**Listed entries**
──────

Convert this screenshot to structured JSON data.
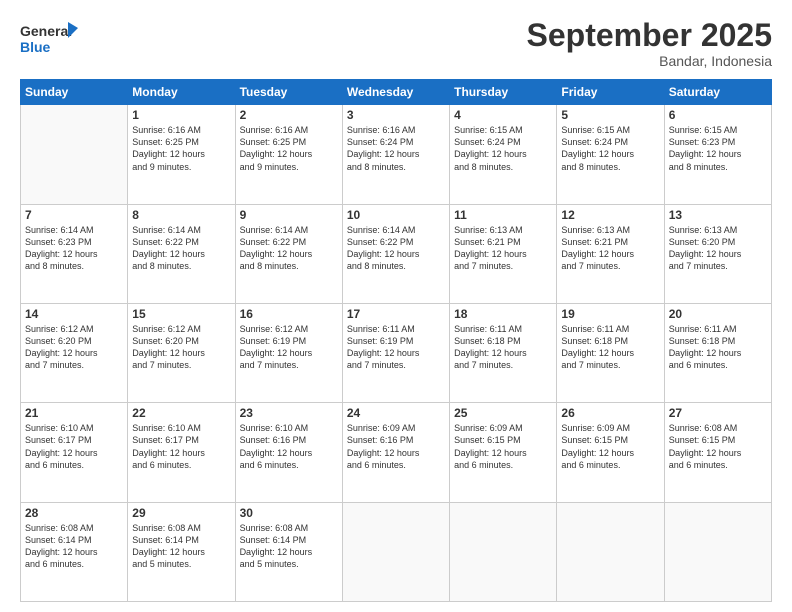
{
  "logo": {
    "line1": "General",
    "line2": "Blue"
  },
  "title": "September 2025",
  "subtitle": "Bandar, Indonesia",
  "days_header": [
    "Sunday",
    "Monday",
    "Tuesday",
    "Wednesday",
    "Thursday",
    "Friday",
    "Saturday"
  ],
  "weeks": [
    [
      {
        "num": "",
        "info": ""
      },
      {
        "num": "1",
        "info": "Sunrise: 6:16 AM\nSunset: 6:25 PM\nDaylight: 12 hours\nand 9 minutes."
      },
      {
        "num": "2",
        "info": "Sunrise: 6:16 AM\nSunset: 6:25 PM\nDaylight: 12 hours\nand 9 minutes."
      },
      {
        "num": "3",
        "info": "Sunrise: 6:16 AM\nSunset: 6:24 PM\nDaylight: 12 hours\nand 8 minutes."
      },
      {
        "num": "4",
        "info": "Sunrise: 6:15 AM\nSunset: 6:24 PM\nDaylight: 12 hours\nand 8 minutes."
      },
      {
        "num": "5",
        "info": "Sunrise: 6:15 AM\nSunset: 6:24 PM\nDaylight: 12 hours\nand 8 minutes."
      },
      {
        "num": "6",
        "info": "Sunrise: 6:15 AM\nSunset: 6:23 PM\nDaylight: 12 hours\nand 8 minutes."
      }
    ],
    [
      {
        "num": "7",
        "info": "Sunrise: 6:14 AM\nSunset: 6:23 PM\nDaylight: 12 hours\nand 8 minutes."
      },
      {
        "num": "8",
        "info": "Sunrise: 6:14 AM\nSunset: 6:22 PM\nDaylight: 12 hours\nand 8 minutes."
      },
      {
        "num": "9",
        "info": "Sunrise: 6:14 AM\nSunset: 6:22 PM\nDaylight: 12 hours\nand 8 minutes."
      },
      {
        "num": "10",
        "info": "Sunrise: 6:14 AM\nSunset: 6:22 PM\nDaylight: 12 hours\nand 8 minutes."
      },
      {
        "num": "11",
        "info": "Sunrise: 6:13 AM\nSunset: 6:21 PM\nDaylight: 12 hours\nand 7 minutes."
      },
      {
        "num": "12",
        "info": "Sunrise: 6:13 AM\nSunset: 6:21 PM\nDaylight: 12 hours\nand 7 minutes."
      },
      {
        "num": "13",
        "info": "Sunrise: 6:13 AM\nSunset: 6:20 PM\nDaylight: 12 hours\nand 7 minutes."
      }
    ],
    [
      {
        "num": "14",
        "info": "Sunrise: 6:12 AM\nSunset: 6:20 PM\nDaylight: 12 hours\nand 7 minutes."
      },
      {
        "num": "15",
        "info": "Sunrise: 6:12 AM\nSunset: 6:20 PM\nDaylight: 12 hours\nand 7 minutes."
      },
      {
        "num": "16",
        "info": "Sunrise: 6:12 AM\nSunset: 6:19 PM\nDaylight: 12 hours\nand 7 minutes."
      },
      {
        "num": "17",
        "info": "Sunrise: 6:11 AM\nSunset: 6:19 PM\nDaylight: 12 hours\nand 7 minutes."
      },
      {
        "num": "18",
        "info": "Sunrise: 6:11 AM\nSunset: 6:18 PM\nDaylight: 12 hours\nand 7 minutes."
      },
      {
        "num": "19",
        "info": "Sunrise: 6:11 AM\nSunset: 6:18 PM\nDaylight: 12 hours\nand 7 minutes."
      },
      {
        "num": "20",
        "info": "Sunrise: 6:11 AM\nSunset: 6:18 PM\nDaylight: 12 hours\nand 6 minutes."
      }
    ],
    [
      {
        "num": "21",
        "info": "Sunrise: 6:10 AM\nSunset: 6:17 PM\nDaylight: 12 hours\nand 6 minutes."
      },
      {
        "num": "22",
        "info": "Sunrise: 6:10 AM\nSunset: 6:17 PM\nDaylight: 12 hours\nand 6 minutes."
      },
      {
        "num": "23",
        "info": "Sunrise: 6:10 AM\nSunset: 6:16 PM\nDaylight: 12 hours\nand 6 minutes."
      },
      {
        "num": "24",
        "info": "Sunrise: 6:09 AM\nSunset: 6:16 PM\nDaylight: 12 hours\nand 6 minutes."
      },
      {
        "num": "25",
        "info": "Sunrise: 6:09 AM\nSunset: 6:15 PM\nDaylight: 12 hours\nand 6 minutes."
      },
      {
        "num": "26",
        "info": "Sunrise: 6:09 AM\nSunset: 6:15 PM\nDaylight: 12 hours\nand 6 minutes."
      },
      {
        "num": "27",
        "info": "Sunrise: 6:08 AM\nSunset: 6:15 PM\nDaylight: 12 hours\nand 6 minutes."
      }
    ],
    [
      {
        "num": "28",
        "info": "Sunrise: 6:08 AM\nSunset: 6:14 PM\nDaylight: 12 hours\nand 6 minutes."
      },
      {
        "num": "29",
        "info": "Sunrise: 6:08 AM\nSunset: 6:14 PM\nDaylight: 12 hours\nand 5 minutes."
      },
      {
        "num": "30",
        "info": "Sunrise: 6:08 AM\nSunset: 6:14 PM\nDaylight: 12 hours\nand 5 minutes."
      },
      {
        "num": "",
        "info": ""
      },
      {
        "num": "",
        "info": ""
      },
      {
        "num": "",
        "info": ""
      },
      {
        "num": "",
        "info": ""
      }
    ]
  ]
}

──────

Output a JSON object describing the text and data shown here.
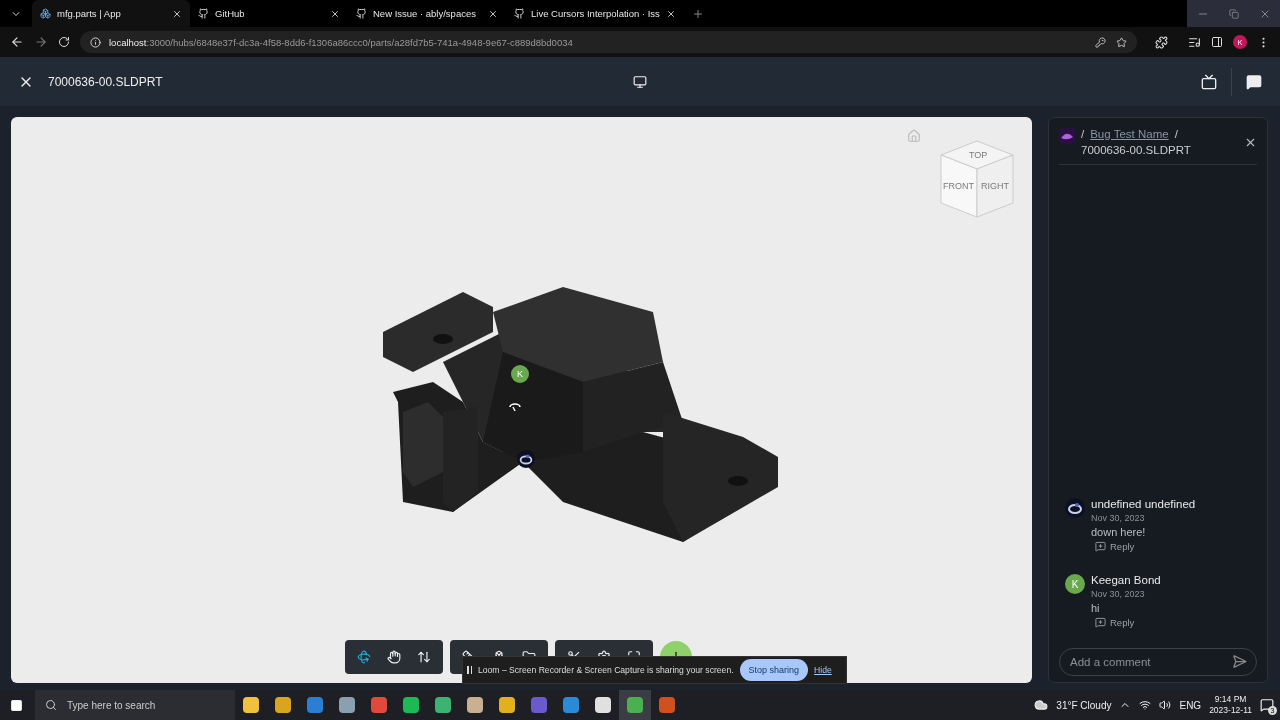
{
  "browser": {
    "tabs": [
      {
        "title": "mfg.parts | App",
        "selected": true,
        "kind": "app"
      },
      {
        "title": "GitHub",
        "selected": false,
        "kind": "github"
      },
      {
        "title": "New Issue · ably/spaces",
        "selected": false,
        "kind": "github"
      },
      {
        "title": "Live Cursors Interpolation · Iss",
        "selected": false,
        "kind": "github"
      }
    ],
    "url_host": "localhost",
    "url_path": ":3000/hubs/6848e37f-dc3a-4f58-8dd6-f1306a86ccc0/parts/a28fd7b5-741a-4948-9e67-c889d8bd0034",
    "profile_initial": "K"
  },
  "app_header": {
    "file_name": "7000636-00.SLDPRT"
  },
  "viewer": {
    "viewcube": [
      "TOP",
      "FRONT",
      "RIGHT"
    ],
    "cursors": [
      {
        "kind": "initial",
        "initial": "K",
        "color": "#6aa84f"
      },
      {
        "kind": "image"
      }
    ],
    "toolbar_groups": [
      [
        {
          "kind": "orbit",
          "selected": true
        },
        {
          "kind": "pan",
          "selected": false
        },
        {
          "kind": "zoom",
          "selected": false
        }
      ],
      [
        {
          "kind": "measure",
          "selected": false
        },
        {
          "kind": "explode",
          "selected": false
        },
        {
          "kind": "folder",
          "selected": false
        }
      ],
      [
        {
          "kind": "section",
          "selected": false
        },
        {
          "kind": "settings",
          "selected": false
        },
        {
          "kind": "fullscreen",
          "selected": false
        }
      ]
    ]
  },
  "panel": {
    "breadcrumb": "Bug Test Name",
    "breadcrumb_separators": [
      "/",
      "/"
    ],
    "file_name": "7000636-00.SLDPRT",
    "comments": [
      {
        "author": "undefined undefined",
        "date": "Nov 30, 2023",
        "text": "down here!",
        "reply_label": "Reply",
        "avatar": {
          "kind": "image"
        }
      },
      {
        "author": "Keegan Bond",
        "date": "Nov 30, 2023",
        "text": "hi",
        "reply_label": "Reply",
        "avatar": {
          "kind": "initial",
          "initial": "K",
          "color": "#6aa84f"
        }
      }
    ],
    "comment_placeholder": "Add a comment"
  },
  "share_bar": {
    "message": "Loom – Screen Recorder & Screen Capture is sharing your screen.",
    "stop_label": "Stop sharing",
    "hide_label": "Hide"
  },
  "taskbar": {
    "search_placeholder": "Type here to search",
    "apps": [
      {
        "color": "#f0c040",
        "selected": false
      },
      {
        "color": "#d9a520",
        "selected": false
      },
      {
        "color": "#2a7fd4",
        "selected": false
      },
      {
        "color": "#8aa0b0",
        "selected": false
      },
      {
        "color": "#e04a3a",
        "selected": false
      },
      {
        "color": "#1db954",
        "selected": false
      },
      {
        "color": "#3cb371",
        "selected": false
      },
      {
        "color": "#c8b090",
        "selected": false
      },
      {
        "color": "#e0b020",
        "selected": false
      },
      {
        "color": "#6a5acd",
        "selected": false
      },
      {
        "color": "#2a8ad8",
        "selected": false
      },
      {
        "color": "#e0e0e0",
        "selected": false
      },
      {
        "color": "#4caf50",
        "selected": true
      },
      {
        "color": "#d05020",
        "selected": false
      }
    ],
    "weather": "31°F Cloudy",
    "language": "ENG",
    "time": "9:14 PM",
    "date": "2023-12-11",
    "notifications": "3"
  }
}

──────

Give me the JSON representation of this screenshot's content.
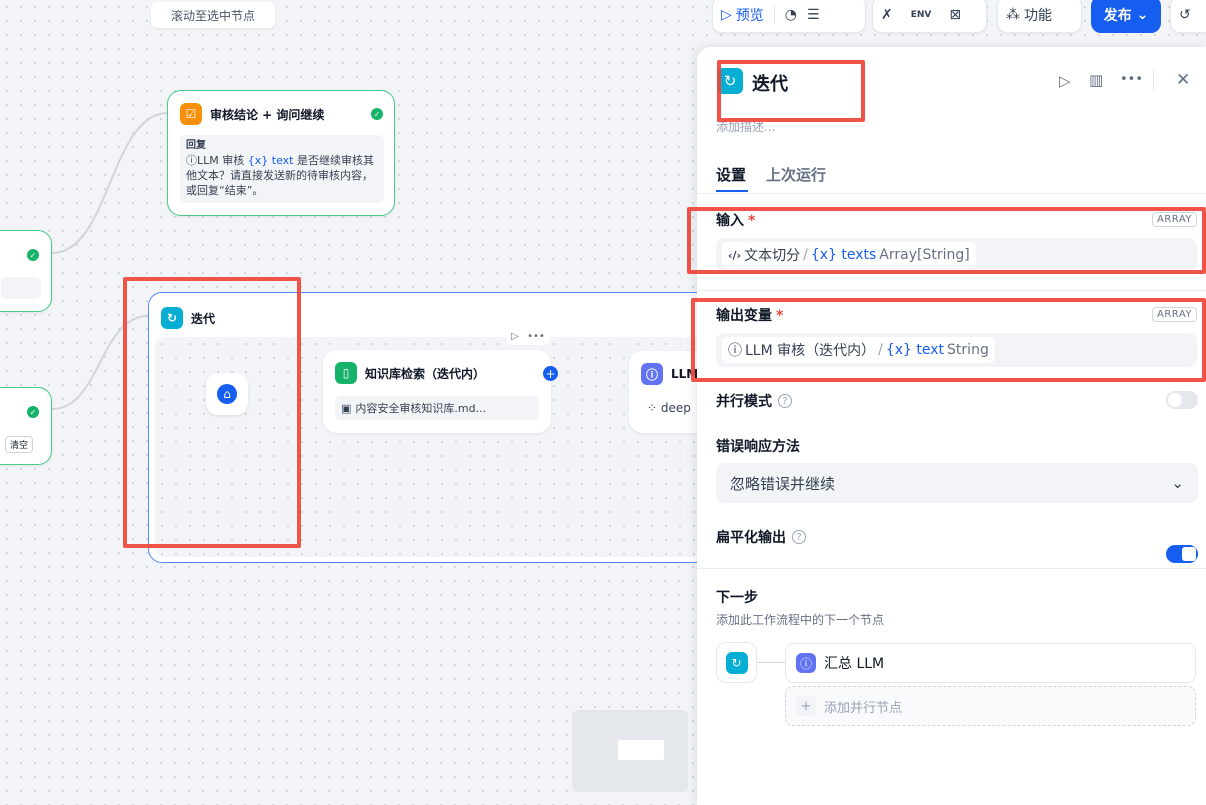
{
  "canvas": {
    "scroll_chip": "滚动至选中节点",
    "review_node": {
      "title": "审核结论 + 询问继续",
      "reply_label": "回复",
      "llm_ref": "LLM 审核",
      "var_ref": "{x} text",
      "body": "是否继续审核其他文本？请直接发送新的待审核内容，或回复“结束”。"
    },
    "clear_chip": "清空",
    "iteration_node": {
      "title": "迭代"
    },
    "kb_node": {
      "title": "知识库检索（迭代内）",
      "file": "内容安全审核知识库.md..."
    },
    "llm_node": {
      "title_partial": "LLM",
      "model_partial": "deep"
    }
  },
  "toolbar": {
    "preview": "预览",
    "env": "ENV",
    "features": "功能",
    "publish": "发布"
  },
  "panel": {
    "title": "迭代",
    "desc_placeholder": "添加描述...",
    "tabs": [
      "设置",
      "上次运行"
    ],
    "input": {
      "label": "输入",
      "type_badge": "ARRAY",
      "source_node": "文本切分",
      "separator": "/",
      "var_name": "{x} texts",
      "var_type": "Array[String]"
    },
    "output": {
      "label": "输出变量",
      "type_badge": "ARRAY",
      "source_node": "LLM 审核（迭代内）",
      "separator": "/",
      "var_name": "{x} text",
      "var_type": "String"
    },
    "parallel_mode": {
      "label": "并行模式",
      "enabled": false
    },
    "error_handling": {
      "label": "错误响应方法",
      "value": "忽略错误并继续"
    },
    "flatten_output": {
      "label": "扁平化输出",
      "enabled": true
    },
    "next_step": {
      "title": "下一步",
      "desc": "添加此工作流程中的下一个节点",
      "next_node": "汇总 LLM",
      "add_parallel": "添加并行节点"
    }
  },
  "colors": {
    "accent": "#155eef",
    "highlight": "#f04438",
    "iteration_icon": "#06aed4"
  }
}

──────

**Written instruction**
Pull every line containing "author" from the material above.

**Problem solution**
        "author": "undefined undefined",
        "author": "Keegan Bond",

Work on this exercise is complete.